- Direction
Copy out the records precisely, omitting pictures.

+++ Records for the task +++

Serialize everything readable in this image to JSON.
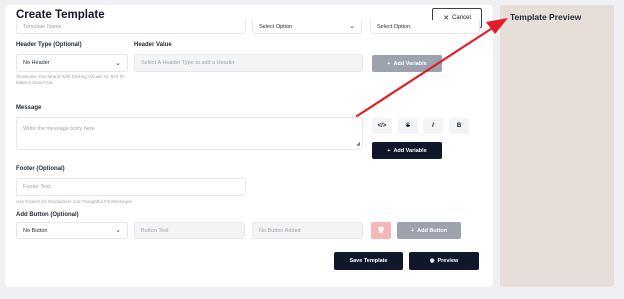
{
  "form": {
    "title": "Create Template",
    "cancel_label": "Cancel",
    "top_row": {
      "template_name_placeholder": "Template Name",
      "select_1": "Select Option",
      "select_2": "Select Option"
    },
    "header_type": {
      "label": "Header Type (Optional)",
      "value": "No Header",
      "hint": "Showcase Your Brand With Striking Visuals Or Text To Make It Stand Out."
    },
    "header_value": {
      "label": "Header Value",
      "placeholder": "Select A Header Type to add a Header",
      "add_variable_label": "Add Variable"
    },
    "message": {
      "label": "Message",
      "placeholder": "Write the message body here",
      "toolbar": {
        "code_label": "</>",
        "strike_label": "S",
        "italic_label": "I",
        "bold_label": "B"
      },
      "add_variable_label": "Add Variable"
    },
    "footer": {
      "label": "Footer (Optional)",
      "placeholder": "Footer Text",
      "hint": "Use Footers for Disclaimers And Thoughtful FS Messages."
    },
    "add_button": {
      "label": "Add Button (Optional)",
      "value": "No Button",
      "button_text_placeholder": "Button Text",
      "button_added_placeholder": "No Button Added",
      "add_button_label": "Add Button"
    },
    "save_template_label": "Save Template",
    "preview_label": "Preview"
  },
  "preview_panel": {
    "title": "Template Preview"
  },
  "colors": {
    "primary_dark": "#0f172a",
    "disabled_gray": "#9ca3af",
    "preview_bg": "#e6ded8",
    "annotation_arrow": "#e11d2a",
    "delete_pink": "#f5b6b6"
  }
}
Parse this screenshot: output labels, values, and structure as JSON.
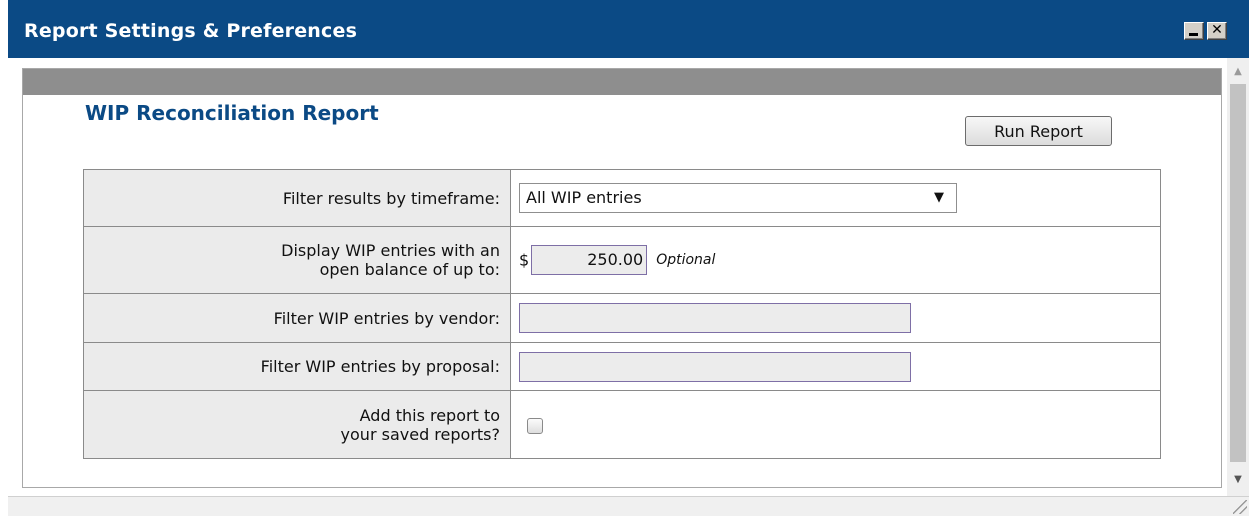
{
  "window": {
    "title": "Report Settings & Preferences",
    "minimize_icon": "minimize-icon",
    "close_glyph": "✕"
  },
  "report": {
    "title": "WIP Reconciliation Report",
    "run_button": "Run Report"
  },
  "form": {
    "timeframe_label": "Filter results by timeframe:",
    "timeframe_value": "All WIP entries",
    "balance_label_line1": "Display WIP entries with an",
    "balance_label_line2": "open balance of up to:",
    "currency_symbol": "$",
    "balance_value": "250.00",
    "optional_text": "Optional",
    "vendor_label": "Filter WIP entries by vendor:",
    "vendor_value": "",
    "proposal_label": "Filter WIP entries by proposal:",
    "proposal_value": "",
    "save_label_line1": "Add this report to",
    "save_label_line2": "your saved reports?",
    "save_checked": false
  },
  "colors": {
    "titlebar": "#0b4a85",
    "report_title": "#0b4a85",
    "header_band": "#8e8e8e"
  }
}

+++

- Correct output
Serialize everything readable in this image to JSON.
{
  "form": {
    "title": "Create Template",
    "cancel_label": "Cancel",
    "top_row": {
      "template_name_placeholder": "Template Name",
      "select_1": "Select Option",
      "select_2": "Select Option"
    },
    "header_type": {
      "label": "Header Type (Optional)",
      "value": "No Header",
      "hint": "Showcase Your Brand With Striking Visuals Or Text To Make It Stand Out."
    },
    "header_value": {
      "label": "Header Value",
      "placeholder": "Select A Header Type to add a Header",
      "add_variable_label": "Add Variable"
    },
    "message": {
      "label": "Message",
      "placeholder": "Write the message body here",
      "toolbar": {
        "code_label": "</>",
        "strike_label": "S",
        "italic_label": "I",
        "bold_label": "B"
      },
      "add_variable_label": "Add Variable"
    },
    "footer": {
      "label": "Footer (Optional)",
      "placeholder": "Footer Text",
      "hint": "Use Footers for Disclaimers And Thoughtful FS Messages."
    },
    "add_button": {
      "label": "Add Button (Optional)",
      "value": "No Button",
      "button_text_placeholder": "Button Text",
      "button_added_placeholder": "No Button Added",
      "add_button_label": "Add Button"
    },
    "save_template_label": "Save Template",
    "preview_label": "Preview"
  },
  "preview_panel": {
    "title": "Template Preview"
  },
  "colors": {
    "primary_dark": "#0f172a",
    "disabled_gray": "#9ca3af",
    "preview_bg": "#e6ded8",
    "annotation_arrow": "#e11d2a",
    "delete_pink": "#f5b6b6"
  }
}
Parse this screenshot: output labels, values, and structure as JSON.
{
  "window": {
    "title": "Report Settings & Preferences",
    "minimize_icon": "minimize-icon",
    "close_glyph": "✕"
  },
  "report": {
    "title": "WIP Reconciliation Report",
    "run_button": "Run Report"
  },
  "form": {
    "timeframe_label": "Filter results by timeframe:",
    "timeframe_value": "All WIP entries",
    "balance_label_line1": "Display WIP entries with an",
    "balance_label_line2": "open balance of up to:",
    "currency_symbol": "$",
    "balance_value": "250.00",
    "optional_text": "Optional",
    "vendor_label": "Filter WIP entries by vendor:",
    "vendor_value": "",
    "proposal_label": "Filter WIP entries by proposal:",
    "proposal_value": "",
    "save_label_line1": "Add this report to",
    "save_label_line2": "your saved reports?",
    "save_checked": false
  },
  "colors": {
    "titlebar": "#0b4a85",
    "report_title": "#0b4a85",
    "header_band": "#8e8e8e"
  }
}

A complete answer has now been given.